Supplied material —
· · · ·

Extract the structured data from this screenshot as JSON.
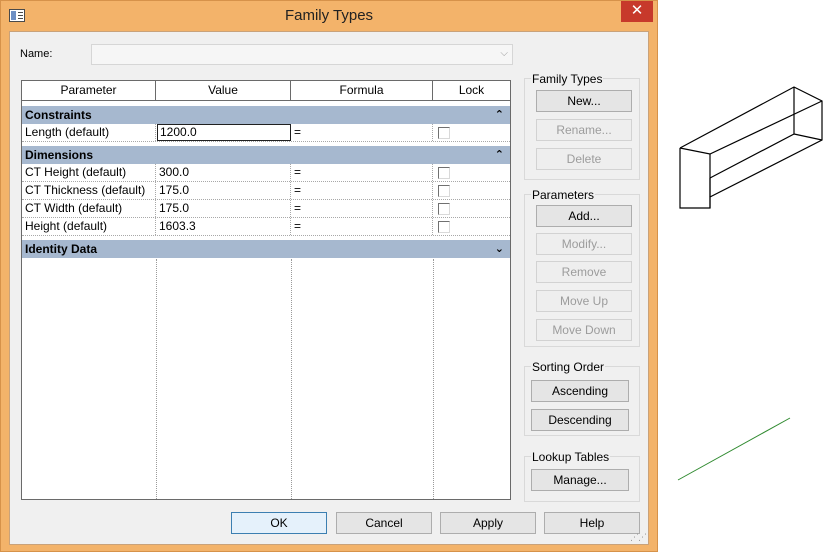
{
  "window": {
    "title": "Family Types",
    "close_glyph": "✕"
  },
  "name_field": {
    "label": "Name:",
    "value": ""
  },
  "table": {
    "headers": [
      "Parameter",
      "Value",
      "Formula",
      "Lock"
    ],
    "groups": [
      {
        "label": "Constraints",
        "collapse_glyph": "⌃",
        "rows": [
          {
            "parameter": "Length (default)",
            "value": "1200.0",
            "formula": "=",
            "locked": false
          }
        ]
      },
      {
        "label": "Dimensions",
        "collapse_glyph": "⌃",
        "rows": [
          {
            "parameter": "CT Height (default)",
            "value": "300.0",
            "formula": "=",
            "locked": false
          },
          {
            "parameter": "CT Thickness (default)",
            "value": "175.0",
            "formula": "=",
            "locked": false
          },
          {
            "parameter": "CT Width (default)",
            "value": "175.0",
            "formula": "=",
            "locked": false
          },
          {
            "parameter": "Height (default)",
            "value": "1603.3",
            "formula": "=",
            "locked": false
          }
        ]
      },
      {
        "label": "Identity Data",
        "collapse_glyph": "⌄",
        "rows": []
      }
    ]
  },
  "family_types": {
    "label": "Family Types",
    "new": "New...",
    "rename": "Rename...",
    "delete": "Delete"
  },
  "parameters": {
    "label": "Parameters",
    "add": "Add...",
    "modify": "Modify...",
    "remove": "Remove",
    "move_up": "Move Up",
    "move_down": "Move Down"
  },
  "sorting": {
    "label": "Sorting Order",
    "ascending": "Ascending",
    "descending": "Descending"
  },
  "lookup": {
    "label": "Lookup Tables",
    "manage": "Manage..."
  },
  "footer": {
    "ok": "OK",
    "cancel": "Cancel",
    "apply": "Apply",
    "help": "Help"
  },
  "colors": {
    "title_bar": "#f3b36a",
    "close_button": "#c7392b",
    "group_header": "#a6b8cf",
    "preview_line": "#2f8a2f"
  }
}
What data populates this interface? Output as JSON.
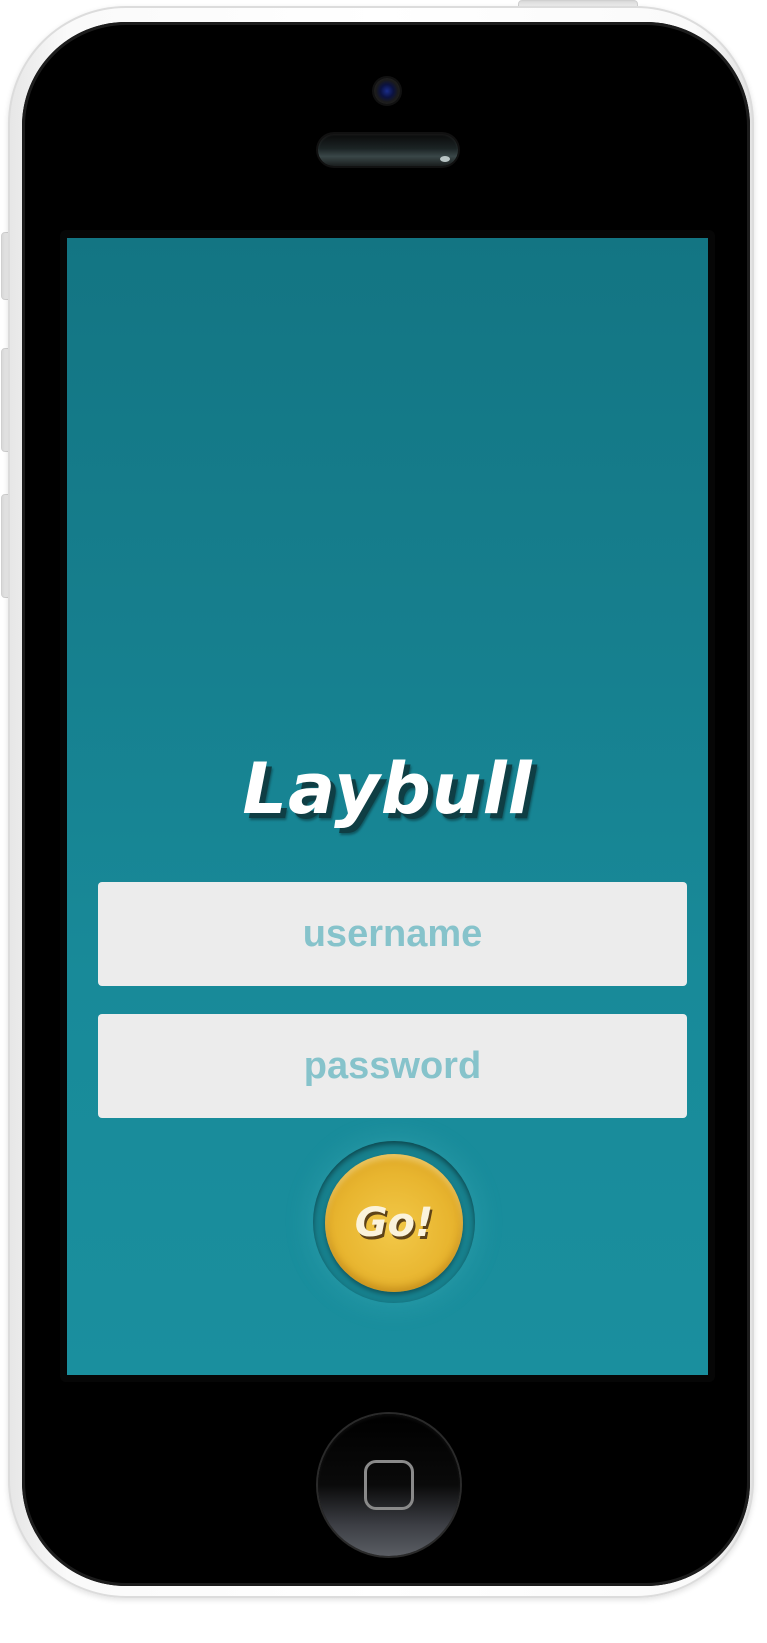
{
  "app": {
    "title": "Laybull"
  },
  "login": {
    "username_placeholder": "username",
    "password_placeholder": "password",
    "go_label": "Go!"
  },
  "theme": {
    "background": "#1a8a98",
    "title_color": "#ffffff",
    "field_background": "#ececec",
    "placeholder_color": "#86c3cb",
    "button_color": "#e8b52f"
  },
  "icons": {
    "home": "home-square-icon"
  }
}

· · · ·

Exercise brief —
Copy every record above exactly, leaving out any pictures.

Result of this task —
Extract the structured data from this screenshot as JSON.
{
  "window": {
    "title": "Family Types",
    "close_glyph": "✕"
  },
  "name_field": {
    "label": "Name:",
    "value": ""
  },
  "table": {
    "headers": [
      "Parameter",
      "Value",
      "Formula",
      "Lock"
    ],
    "groups": [
      {
        "label": "Constraints",
        "collapse_glyph": "⌃",
        "rows": [
          {
            "parameter": "Length (default)",
            "value": "1200.0",
            "formula": "=",
            "locked": false
          }
        ]
      },
      {
        "label": "Dimensions",
        "collapse_glyph": "⌃",
        "rows": [
          {
            "parameter": "CT Height (default)",
            "value": "300.0",
            "formula": "=",
            "locked": false
          },
          {
            "parameter": "CT Thickness (default)",
            "value": "175.0",
            "formula": "=",
            "locked": false
          },
          {
            "parameter": "CT Width (default)",
            "value": "175.0",
            "formula": "=",
            "locked": false
          },
          {
            "parameter": "Height (default)",
            "value": "1603.3",
            "formula": "=",
            "locked": false
          }
        ]
      },
      {
        "label": "Identity Data",
        "collapse_glyph": "⌄",
        "rows": []
      }
    ]
  },
  "family_types": {
    "label": "Family Types",
    "new": "New...",
    "rename": "Rename...",
    "delete": "Delete"
  },
  "parameters": {
    "label": "Parameters",
    "add": "Add...",
    "modify": "Modify...",
    "remove": "Remove",
    "move_up": "Move Up",
    "move_down": "Move Down"
  },
  "sorting": {
    "label": "Sorting Order",
    "ascending": "Ascending",
    "descending": "Descending"
  },
  "lookup": {
    "label": "Lookup Tables",
    "manage": "Manage..."
  },
  "footer": {
    "ok": "OK",
    "cancel": "Cancel",
    "apply": "Apply",
    "help": "Help"
  },
  "colors": {
    "title_bar": "#f3b36a",
    "close_button": "#c7392b",
    "group_header": "#a6b8cf",
    "preview_line": "#2f8a2f"
  }
}
What data populates this interface? Output as JSON.
{
  "app": {
    "title": "Laybull"
  },
  "login": {
    "username_placeholder": "username",
    "password_placeholder": "password",
    "go_label": "Go!"
  },
  "theme": {
    "background": "#1a8a98",
    "title_color": "#ffffff",
    "field_background": "#ececec",
    "placeholder_color": "#86c3cb",
    "button_color": "#e8b52f"
  },
  "icons": {
    "home": "home-square-icon"
  }
}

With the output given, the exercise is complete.